▶ _Objective_
Restate the material word for word and leave out anything that is a picture.

(Stored data)
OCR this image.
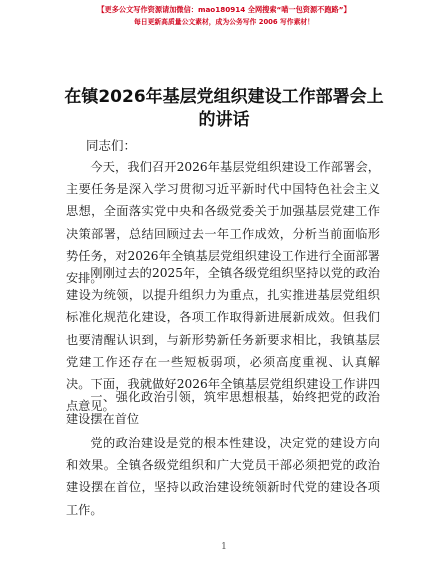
【更多公文写作资源请加微信：mao180914 全网搜索“喵一包资源不跑路”】
每日更新高质量公文素材，成为公务写作 2006 写作素材！
在镇2026年基层党组织建设工作部署会上的讲话
同志们：

今天，我们召开2026年基层党组织建设工作部署会，主要任务是深入学习贯彻习近平新时代中国特色社会主义思想，全面落实党中央和各级党委关于加强基层党建工作决策部署，总结回顾过去一年工作成效，分析当前面临形势任务，对2026年全镇基层党组织建设工作进行全面部署安排。

刚刚过去的2025年，全镇各级党组织坚持以党的政治建设为统领，以提升组织力为重点，扎实推进基层党组织标准化规范化建设，各项工作取得新进展新成效。但我们也要清醒认识到，与新形势新任务新要求相比，我镇基层党建工作还存在一些短板弱项，必须高度重视、认真解决。下面，我就做好2026年全镇基层党组织建设工作讲四点意见。

一、强化政治引领，筑牢思想根基，始终把党的政治建设摆在首位

党的政治建设是党的根本性建设，决定党的建设方向和效果。全镇各级党组织和广大党员干部必须把党的政治建设摆在首位，坚持以政治建设统领新时代党的建设各项工作。

1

▶ _Task solution_
OCR this image.
【更多公文写作资源请加微信：mao180914 全网搜索“喵一包资源不跑路”】
每日更新高质量公文素材，成为公务写作 2006 写作素材！
在镇2026年基层党组织建设工作部署会上的讲话
同志们：

今天，我们召开2026年基层党组织建设工作部署会，主要任务是深入学习贯彻习近平新时代中国特色社会主义思想，全面落实党中央和各级党委关于加强基层党建工作决策部署，总结回顾过去一年工作成效，分析当前面临形势任务，对2026年全镇基层党组织建设工作进行全面部署安排。

刚刚过去的2025年，全镇各级党组织坚持以党的政治建设为统领，以提升组织力为重点，扎实推进基层党组织标准化规范化建设，各项工作取得新进展新成效。但我们也要清醒认识到，与新形势新任务新要求相比，我镇基层党建工作还存在一些短板弱项，必须高度重视、认真解决。下面，我就做好2026年全镇基层党组织建设工作讲四点意见。

一、强化政治引领，筑牢思想根基，始终把党的政治建设摆在首位

党的政治建设是党的根本性建设，决定党的建设方向和效果。全镇各级党组织和广大党员干部必须把党的政治建设摆在首位，坚持以政治建设统领新时代党的建设各项工作。

1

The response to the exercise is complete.